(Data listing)
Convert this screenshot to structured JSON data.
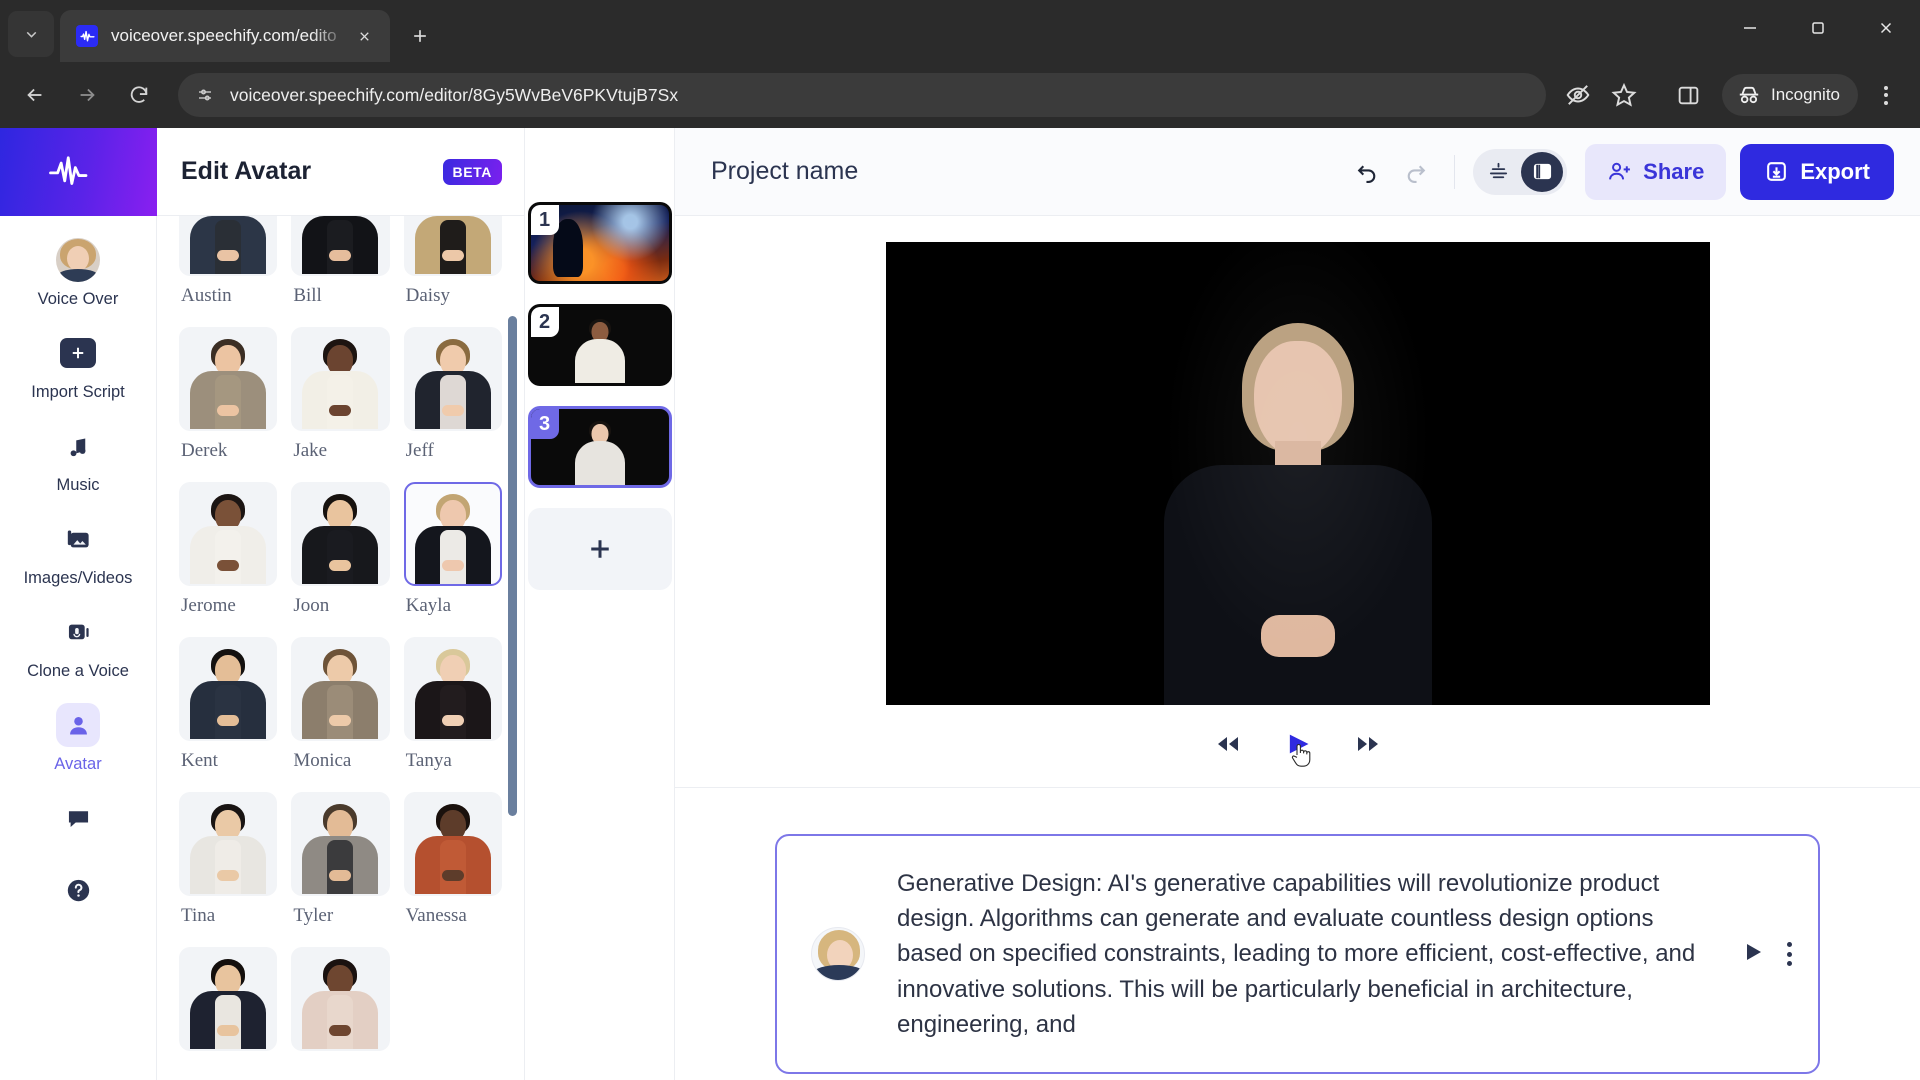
{
  "browser": {
    "tab": {
      "title": "voiceover.speechify.com/edito",
      "favicon": "speechify-icon"
    },
    "url": "voiceover.speechify.com/editor/8Gy5WvBeV6PKVtujB7Sx",
    "incognito_label": "Incognito",
    "icons": {
      "tab_list": "chevron-down-icon",
      "close_tab": "close-icon",
      "new_tab": "plus-icon",
      "back": "back-arrow-icon",
      "forward": "forward-arrow-icon",
      "reload": "reload-icon",
      "site_info": "site-settings-icon",
      "tracking": "eye-off-icon",
      "bookmark": "star-icon",
      "side_panel": "side-panel-icon",
      "incognito": "incognito-hat-icon",
      "menu": "three-dot-menu-icon",
      "minimize": "minimize-icon",
      "maximize": "maximize-icon",
      "window_close": "window-close-icon"
    }
  },
  "sidebar": {
    "brand": "speechify-logo",
    "items": [
      {
        "label": "Voice Over",
        "icon": "voice-over-avatar-icon",
        "active": false
      },
      {
        "label": "Import Script",
        "icon": "plus-square-icon",
        "active": false
      },
      {
        "label": "Music",
        "icon": "music-note-icon",
        "active": false
      },
      {
        "label": "Images/Videos",
        "icon": "images-videos-icon",
        "active": false
      },
      {
        "label": "Clone a Voice",
        "icon": "microphone-stack-icon",
        "active": false
      },
      {
        "label": "Avatar",
        "icon": "person-icon",
        "active": true
      },
      {
        "label": "",
        "icon": "chat-bubble-icon",
        "active": false
      },
      {
        "label": "",
        "icon": "help-question-icon",
        "active": false
      }
    ]
  },
  "library": {
    "title": "Edit Avatar",
    "badge": "BETA",
    "avatars": [
      {
        "name": "Austin",
        "selected": false,
        "skin": "#e9c3a4",
        "hair": "#3a2d24",
        "top": "#2c3647",
        "shirt": "#2a2f36"
      },
      {
        "name": "Bill",
        "selected": false,
        "skin": "#e6bd9c",
        "hair": "#2a2320",
        "top": "#121317",
        "shirt": "#1b1c20"
      },
      {
        "name": "Daisy",
        "selected": false,
        "skin": "#ecc8a8",
        "hair": "#2b211b",
        "top": "#c3a877",
        "shirt": "#1f1c1a"
      },
      {
        "name": "Derek",
        "selected": false,
        "skin": "#ecc4a2",
        "hair": "#3b2e24",
        "top": "#9c8f7c",
        "shirt": "#a59780"
      },
      {
        "name": "Jake",
        "selected": false,
        "skin": "#6b4430",
        "hair": "#1d1411",
        "top": "#f2efe6",
        "shirt": "#f4f1e8"
      },
      {
        "name": "Jeff",
        "selected": false,
        "skin": "#f0cbac",
        "hair": "#8a6b40",
        "top": "#20242e",
        "shirt": "#ded8d4"
      },
      {
        "name": "Jerome",
        "selected": false,
        "skin": "#7a5138",
        "hair": "#1c1513",
        "top": "#f0eee9",
        "shirt": "#f3f1ec"
      },
      {
        "name": "Joon",
        "selected": false,
        "skin": "#e9c49e",
        "hair": "#17120f",
        "top": "#17181c",
        "shirt": "#1a1b20"
      },
      {
        "name": "Kayla",
        "selected": true,
        "skin": "#eec8ae",
        "hair": "#c2a573",
        "top": "#14161d",
        "shirt": "#eceae6"
      },
      {
        "name": "Kent",
        "selected": false,
        "skin": "#e4be97",
        "hair": "#141110",
        "top": "#262f3e",
        "shirt": "#2a3342"
      },
      {
        "name": "Monica",
        "selected": false,
        "skin": "#edcaa9",
        "hair": "#6e5338",
        "top": "#8c7e6c",
        "shirt": "#9b8c78"
      },
      {
        "name": "Tanya",
        "selected": false,
        "skin": "#f0cfb4",
        "hair": "#d9c89a",
        "top": "#1b1618",
        "shirt": "#221c1e"
      },
      {
        "name": "Tina",
        "selected": false,
        "skin": "#eac9a6",
        "hair": "#191413",
        "top": "#e8e6e1",
        "shirt": "#efece7"
      },
      {
        "name": "Tyler",
        "selected": false,
        "skin": "#e3bb96",
        "hair": "#4a3a2c",
        "top": "#8f8a84",
        "shirt": "#3b3b3d"
      },
      {
        "name": "Vanessa",
        "selected": false,
        "skin": "#5d3c2a",
        "hair": "#1a110d",
        "top": "#b5502f",
        "shirt": "#c05a36"
      },
      {
        "name": "",
        "selected": false,
        "skin": "#e8c49e",
        "hair": "#140f0d",
        "top": "#1e2230",
        "shirt": "#e9e6e0"
      },
      {
        "name": "",
        "selected": false,
        "skin": "#6e4630",
        "hair": "#1b1210",
        "top": "#e3cfc4",
        "shirt": "#e8d7cc"
      }
    ]
  },
  "scenes": {
    "items": [
      {
        "number": "1",
        "selected": false,
        "kind": "artwork"
      },
      {
        "number": "2",
        "selected": false,
        "kind": "avatar-dark",
        "skin": "#8c5c40",
        "shirt": "#efece4"
      },
      {
        "number": "3",
        "selected": true,
        "kind": "avatar-dark",
        "skin": "#eac7ad",
        "shirt": "#e7e4df"
      }
    ],
    "add_label": "add-scene"
  },
  "header": {
    "project_name": "Project name",
    "undo_icon": "undo-icon",
    "redo_icon": "redo-icon",
    "settings_icon": "sliders-icon",
    "layout_icon": "layout-panel-icon",
    "share_label": "Share",
    "share_icon": "person-add-icon",
    "export_label": "Export",
    "export_icon": "download-box-icon",
    "accent": "#2f2ae0",
    "share_bg": "#e8e7fb"
  },
  "player": {
    "rewind_icon": "rewind-icon",
    "play_icon": "play-icon",
    "forward_icon": "fast-forward-icon",
    "cursor": "hand-pointer-cursor",
    "play_color": "#2f2ae0"
  },
  "script": {
    "avatar": "kayla-avatar-thumbnail",
    "text": "Generative Design: AI's generative capabilities will revolutionize product design. Algorithms can generate and evaluate countless design options based on specified constraints, leading to more efficient, cost-effective, and innovative solutions. This will be particularly beneficial in architecture, engineering, and",
    "play_icon": "play-icon",
    "menu_icon": "three-dot-menu-icon",
    "border_color": "#7d77e8"
  }
}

## CHALLENGE:
Omit the pictures, then output the rest of the listing exactly.

## FULL RESPONSE:
Convert this screenshot to structured JSON data.
{
  "browser": {
    "tab": {
      "title": "voiceover.speechify.com/edito",
      "favicon": "speechify-icon"
    },
    "url": "voiceover.speechify.com/editor/8Gy5WvBeV6PKVtujB7Sx",
    "incognito_label": "Incognito",
    "icons": {
      "tab_list": "chevron-down-icon",
      "close_tab": "close-icon",
      "new_tab": "plus-icon",
      "back": "back-arrow-icon",
      "forward": "forward-arrow-icon",
      "reload": "reload-icon",
      "site_info": "site-settings-icon",
      "tracking": "eye-off-icon",
      "bookmark": "star-icon",
      "side_panel": "side-panel-icon",
      "incognito": "incognito-hat-icon",
      "menu": "three-dot-menu-icon",
      "minimize": "minimize-icon",
      "maximize": "maximize-icon",
      "window_close": "window-close-icon"
    }
  },
  "sidebar": {
    "brand": "speechify-logo",
    "items": [
      {
        "label": "Voice Over",
        "icon": "voice-over-avatar-icon",
        "active": false
      },
      {
        "label": "Import Script",
        "icon": "plus-square-icon",
        "active": false
      },
      {
        "label": "Music",
        "icon": "music-note-icon",
        "active": false
      },
      {
        "label": "Images/Videos",
        "icon": "images-videos-icon",
        "active": false
      },
      {
        "label": "Clone a Voice",
        "icon": "microphone-stack-icon",
        "active": false
      },
      {
        "label": "Avatar",
        "icon": "person-icon",
        "active": true
      },
      {
        "label": "",
        "icon": "chat-bubble-icon",
        "active": false
      },
      {
        "label": "",
        "icon": "help-question-icon",
        "active": false
      }
    ]
  },
  "library": {
    "title": "Edit Avatar",
    "badge": "BETA",
    "avatars": [
      {
        "name": "Austin",
        "selected": false,
        "skin": "#e9c3a4",
        "hair": "#3a2d24",
        "top": "#2c3647",
        "shirt": "#2a2f36"
      },
      {
        "name": "Bill",
        "selected": false,
        "skin": "#e6bd9c",
        "hair": "#2a2320",
        "top": "#121317",
        "shirt": "#1b1c20"
      },
      {
        "name": "Daisy",
        "selected": false,
        "skin": "#ecc8a8",
        "hair": "#2b211b",
        "top": "#c3a877",
        "shirt": "#1f1c1a"
      },
      {
        "name": "Derek",
        "selected": false,
        "skin": "#ecc4a2",
        "hair": "#3b2e24",
        "top": "#9c8f7c",
        "shirt": "#a59780"
      },
      {
        "name": "Jake",
        "selected": false,
        "skin": "#6b4430",
        "hair": "#1d1411",
        "top": "#f2efe6",
        "shirt": "#f4f1e8"
      },
      {
        "name": "Jeff",
        "selected": false,
        "skin": "#f0cbac",
        "hair": "#8a6b40",
        "top": "#20242e",
        "shirt": "#ded8d4"
      },
      {
        "name": "Jerome",
        "selected": false,
        "skin": "#7a5138",
        "hair": "#1c1513",
        "top": "#f0eee9",
        "shirt": "#f3f1ec"
      },
      {
        "name": "Joon",
        "selected": false,
        "skin": "#e9c49e",
        "hair": "#17120f",
        "top": "#17181c",
        "shirt": "#1a1b20"
      },
      {
        "name": "Kayla",
        "selected": true,
        "skin": "#eec8ae",
        "hair": "#c2a573",
        "top": "#14161d",
        "shirt": "#eceae6"
      },
      {
        "name": "Kent",
        "selected": false,
        "skin": "#e4be97",
        "hair": "#141110",
        "top": "#262f3e",
        "shirt": "#2a3342"
      },
      {
        "name": "Monica",
        "selected": false,
        "skin": "#edcaa9",
        "hair": "#6e5338",
        "top": "#8c7e6c",
        "shirt": "#9b8c78"
      },
      {
        "name": "Tanya",
        "selected": false,
        "skin": "#f0cfb4",
        "hair": "#d9c89a",
        "top": "#1b1618",
        "shirt": "#221c1e"
      },
      {
        "name": "Tina",
        "selected": false,
        "skin": "#eac9a6",
        "hair": "#191413",
        "top": "#e8e6e1",
        "shirt": "#efece7"
      },
      {
        "name": "Tyler",
        "selected": false,
        "skin": "#e3bb96",
        "hair": "#4a3a2c",
        "top": "#8f8a84",
        "shirt": "#3b3b3d"
      },
      {
        "name": "Vanessa",
        "selected": false,
        "skin": "#5d3c2a",
        "hair": "#1a110d",
        "top": "#b5502f",
        "shirt": "#c05a36"
      },
      {
        "name": "",
        "selected": false,
        "skin": "#e8c49e",
        "hair": "#140f0d",
        "top": "#1e2230",
        "shirt": "#e9e6e0"
      },
      {
        "name": "",
        "selected": false,
        "skin": "#6e4630",
        "hair": "#1b1210",
        "top": "#e3cfc4",
        "shirt": "#e8d7cc"
      }
    ]
  },
  "scenes": {
    "items": [
      {
        "number": "1",
        "selected": false,
        "kind": "artwork"
      },
      {
        "number": "2",
        "selected": false,
        "kind": "avatar-dark",
        "skin": "#8c5c40",
        "shirt": "#efece4"
      },
      {
        "number": "3",
        "selected": true,
        "kind": "avatar-dark",
        "skin": "#eac7ad",
        "shirt": "#e7e4df"
      }
    ],
    "add_label": "add-scene"
  },
  "header": {
    "project_name": "Project name",
    "undo_icon": "undo-icon",
    "redo_icon": "redo-icon",
    "settings_icon": "sliders-icon",
    "layout_icon": "layout-panel-icon",
    "share_label": "Share",
    "share_icon": "person-add-icon",
    "export_label": "Export",
    "export_icon": "download-box-icon",
    "accent": "#2f2ae0",
    "share_bg": "#e8e7fb"
  },
  "player": {
    "rewind_icon": "rewind-icon",
    "play_icon": "play-icon",
    "forward_icon": "fast-forward-icon",
    "cursor": "hand-pointer-cursor",
    "play_color": "#2f2ae0"
  },
  "script": {
    "avatar": "kayla-avatar-thumbnail",
    "text": "Generative Design: AI's generative capabilities will revolutionize product design. Algorithms can generate and evaluate countless design options based on specified constraints, leading to more efficient, cost-effective, and innovative solutions. This will be particularly beneficial in architecture, engineering, and",
    "play_icon": "play-icon",
    "menu_icon": "three-dot-menu-icon",
    "border_color": "#7d77e8"
  }
}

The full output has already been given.